• [Set problem] In the text on stone-throwing, condense the paragraph that begins "Stone-throwing is usually a byproduct" into a short bulleted list that keeps its main facts.

• [Text]
------

News
|
Published on 17 September 2015

Handling the stone-throwing terrorists

The recent and deadly stone-throwing attack makes it clear that Israel needs to find new ways of fighting this growing epidemic.

By Ron Ben-Yishai, published in Yedioth Aharonot September 15, 2015
The rising tide of clashes at the Temple Mount, and increased incidents of stone throwing in Jerusalem's eastern neighborhoods are no coincidence. The rise can be attributed to a number of reasons, with the leading cause being the growing incitement on social networks which is pushing Palestinian youths into the streets to "defend" the Al Aqsa mosque. As they put it, the Jews and the state of Israel are trying to change the existing status-quo.
Every year, during the main Israeli holidays, large numbers of Jews visit the western wall, and tourist visits to the temple mount increase. Concurrently, a wave of incitement begins to take hold, and is not solely limited to social networks. The incitement is also spread by imams, and interested parties like the notorious Shiekh Raed Salah. The incitement takes like wildfire to brush and spreads rapidly across society. In contrast to the past where muezzins would deliver the call toaction through minaret speakers, today everything happens within the networks. 
Stone-throwing is usually a byproduct of the temple mount riots. The outbursts by Palestinian youth and the barricading inside the Al Aqsa mosque, and the Israeli police’s attempts to bring back order to the area and prevent harm from coming to Jews, are intensively covered by the media – and not just from Arab countries, but Western ones as well. This leads to responses by governments, such as Jordan’s.

------

• [Data]
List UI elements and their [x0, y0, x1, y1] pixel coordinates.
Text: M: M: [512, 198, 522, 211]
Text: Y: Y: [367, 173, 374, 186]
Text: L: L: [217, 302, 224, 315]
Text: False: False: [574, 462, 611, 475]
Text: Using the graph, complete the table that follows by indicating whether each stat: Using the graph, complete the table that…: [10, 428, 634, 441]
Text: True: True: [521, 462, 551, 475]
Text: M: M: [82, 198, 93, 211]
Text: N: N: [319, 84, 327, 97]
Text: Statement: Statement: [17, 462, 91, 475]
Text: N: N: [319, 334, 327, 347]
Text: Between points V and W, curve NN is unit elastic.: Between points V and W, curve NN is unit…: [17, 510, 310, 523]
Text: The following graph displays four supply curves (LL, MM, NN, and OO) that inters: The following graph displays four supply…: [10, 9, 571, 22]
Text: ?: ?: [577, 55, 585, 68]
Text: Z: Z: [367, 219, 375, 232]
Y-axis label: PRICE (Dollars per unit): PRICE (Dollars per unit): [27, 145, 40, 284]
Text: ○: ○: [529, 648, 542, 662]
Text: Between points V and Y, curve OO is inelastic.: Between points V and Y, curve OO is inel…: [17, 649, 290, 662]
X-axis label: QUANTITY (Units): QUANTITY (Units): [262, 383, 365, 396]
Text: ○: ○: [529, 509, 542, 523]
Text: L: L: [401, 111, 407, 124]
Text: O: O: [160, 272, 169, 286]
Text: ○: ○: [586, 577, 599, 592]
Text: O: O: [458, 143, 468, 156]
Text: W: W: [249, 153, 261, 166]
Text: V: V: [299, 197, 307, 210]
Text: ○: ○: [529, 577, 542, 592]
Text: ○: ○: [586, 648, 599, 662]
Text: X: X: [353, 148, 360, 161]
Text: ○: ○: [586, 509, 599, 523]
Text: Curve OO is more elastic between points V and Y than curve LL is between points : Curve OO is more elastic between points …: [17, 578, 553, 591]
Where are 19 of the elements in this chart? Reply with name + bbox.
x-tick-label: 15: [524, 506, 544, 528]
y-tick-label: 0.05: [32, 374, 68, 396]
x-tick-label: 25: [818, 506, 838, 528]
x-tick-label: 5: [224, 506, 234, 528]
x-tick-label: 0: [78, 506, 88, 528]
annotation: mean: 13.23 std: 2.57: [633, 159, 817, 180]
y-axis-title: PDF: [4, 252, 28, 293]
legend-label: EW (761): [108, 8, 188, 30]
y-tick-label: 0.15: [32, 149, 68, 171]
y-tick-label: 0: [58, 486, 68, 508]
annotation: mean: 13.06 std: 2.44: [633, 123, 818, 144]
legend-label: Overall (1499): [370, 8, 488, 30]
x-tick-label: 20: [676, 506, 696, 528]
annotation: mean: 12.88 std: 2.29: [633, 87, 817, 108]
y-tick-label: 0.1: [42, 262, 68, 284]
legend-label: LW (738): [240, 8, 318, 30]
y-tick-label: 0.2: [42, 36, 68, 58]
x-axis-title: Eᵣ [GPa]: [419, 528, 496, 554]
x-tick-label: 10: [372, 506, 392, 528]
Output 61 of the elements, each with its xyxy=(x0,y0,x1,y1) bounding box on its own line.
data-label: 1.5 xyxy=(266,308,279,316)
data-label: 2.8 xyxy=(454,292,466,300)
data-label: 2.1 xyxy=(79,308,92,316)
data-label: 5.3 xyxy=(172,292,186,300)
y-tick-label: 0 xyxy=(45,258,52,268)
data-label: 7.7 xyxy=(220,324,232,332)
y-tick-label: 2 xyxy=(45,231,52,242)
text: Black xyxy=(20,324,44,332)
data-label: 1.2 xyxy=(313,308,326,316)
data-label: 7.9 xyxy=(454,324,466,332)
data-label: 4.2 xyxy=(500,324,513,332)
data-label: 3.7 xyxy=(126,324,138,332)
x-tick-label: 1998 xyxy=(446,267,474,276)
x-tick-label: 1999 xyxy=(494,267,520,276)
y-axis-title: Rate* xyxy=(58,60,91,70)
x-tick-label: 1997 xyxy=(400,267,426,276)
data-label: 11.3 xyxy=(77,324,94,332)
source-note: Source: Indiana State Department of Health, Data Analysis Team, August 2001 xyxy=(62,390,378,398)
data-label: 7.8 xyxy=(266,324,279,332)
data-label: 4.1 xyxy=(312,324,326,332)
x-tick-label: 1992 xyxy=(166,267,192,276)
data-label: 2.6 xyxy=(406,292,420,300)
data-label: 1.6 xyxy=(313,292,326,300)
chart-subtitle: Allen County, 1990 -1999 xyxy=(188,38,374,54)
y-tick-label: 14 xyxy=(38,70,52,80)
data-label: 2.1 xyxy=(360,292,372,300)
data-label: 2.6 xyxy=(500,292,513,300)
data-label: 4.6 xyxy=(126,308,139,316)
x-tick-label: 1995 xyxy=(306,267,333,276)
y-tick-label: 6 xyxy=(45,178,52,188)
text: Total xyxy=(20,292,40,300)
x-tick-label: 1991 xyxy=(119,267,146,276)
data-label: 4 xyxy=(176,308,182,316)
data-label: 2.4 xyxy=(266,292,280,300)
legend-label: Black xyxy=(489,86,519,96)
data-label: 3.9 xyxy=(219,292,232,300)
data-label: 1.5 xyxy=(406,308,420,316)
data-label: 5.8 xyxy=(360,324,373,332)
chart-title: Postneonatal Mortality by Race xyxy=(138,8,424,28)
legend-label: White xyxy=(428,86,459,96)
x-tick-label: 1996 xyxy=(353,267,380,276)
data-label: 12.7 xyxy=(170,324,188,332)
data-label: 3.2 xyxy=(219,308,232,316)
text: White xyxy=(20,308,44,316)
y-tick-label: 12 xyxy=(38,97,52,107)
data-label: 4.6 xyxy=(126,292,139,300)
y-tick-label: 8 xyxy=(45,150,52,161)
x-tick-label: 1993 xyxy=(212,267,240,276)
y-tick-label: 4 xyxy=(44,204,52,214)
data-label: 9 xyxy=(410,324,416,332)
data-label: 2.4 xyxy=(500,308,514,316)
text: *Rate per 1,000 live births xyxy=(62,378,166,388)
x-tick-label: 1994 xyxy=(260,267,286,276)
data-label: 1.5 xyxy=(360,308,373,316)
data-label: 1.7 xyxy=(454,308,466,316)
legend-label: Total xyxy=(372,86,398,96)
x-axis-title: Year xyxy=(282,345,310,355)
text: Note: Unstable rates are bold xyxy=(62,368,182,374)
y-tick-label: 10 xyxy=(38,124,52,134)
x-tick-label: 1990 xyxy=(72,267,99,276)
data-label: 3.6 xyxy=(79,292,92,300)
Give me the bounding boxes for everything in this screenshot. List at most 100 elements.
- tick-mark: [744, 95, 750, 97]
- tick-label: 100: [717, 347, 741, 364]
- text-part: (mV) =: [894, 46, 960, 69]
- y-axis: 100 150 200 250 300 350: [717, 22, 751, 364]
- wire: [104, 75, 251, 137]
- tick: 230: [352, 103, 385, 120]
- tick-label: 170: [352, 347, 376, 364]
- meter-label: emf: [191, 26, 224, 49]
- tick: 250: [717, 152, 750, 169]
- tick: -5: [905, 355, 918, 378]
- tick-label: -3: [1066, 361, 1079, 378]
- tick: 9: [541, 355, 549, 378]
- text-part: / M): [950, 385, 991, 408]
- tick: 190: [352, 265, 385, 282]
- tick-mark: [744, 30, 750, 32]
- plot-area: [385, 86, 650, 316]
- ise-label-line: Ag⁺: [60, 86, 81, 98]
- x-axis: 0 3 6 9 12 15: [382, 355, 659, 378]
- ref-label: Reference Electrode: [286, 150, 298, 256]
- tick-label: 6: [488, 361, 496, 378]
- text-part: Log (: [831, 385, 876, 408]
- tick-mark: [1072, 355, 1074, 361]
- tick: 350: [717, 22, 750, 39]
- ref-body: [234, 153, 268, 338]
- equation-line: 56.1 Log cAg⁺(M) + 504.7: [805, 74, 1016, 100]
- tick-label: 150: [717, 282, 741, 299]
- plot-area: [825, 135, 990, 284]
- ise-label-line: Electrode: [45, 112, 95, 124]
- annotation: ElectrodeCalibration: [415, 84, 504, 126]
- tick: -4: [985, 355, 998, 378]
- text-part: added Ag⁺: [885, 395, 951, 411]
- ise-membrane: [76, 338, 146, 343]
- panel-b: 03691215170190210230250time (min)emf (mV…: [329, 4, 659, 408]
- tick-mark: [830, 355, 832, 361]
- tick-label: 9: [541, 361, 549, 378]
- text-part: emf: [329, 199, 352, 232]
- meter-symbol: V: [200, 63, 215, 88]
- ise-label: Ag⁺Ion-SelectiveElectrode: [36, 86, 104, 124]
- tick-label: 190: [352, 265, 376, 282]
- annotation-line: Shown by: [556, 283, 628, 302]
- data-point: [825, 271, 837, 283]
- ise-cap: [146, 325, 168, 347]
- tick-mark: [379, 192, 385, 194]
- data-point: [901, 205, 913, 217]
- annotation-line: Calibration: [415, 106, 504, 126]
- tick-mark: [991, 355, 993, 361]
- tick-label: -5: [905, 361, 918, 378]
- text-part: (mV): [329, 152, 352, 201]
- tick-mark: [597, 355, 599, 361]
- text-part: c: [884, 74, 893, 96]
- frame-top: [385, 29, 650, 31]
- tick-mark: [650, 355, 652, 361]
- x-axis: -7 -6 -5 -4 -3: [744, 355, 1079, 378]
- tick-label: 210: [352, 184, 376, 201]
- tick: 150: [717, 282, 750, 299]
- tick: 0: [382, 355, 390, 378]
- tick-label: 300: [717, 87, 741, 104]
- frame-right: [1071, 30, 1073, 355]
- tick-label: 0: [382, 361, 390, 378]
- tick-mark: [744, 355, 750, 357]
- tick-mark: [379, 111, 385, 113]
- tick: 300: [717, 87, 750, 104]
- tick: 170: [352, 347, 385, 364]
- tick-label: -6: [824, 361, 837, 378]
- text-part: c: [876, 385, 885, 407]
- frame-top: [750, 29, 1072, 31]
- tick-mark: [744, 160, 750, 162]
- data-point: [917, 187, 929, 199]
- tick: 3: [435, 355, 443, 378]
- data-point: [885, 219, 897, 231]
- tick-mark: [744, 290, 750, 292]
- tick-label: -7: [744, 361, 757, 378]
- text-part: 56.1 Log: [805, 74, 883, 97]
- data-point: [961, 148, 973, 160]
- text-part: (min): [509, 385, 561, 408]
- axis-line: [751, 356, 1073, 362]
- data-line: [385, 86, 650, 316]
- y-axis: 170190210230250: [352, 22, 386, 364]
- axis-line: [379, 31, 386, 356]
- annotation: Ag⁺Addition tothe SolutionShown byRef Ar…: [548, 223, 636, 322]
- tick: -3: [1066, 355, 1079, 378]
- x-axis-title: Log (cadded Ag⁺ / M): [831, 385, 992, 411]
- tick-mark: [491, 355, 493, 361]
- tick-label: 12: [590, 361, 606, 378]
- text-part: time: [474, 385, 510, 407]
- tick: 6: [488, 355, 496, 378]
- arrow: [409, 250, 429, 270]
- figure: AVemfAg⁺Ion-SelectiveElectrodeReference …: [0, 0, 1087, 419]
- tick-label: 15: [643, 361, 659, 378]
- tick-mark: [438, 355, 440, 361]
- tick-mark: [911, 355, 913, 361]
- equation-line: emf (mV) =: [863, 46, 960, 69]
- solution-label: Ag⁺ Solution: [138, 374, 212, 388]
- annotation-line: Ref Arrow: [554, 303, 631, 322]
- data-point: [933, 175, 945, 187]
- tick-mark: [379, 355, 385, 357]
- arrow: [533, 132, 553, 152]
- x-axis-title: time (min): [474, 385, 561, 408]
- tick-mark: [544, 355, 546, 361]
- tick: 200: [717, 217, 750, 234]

------

• [Task result]
- Stone-throwing usually comes out of the Temple Mount riots.
- Outbursts by Palestinian youth, their barricading inside the Al Aqsa mosque, and Israeli police efforts to restore order and protect Jews all get intensive media coverage.
- The coverage comes from Western countries as well as Arab ones.
- This leads to responses by governments, such as Jordan's.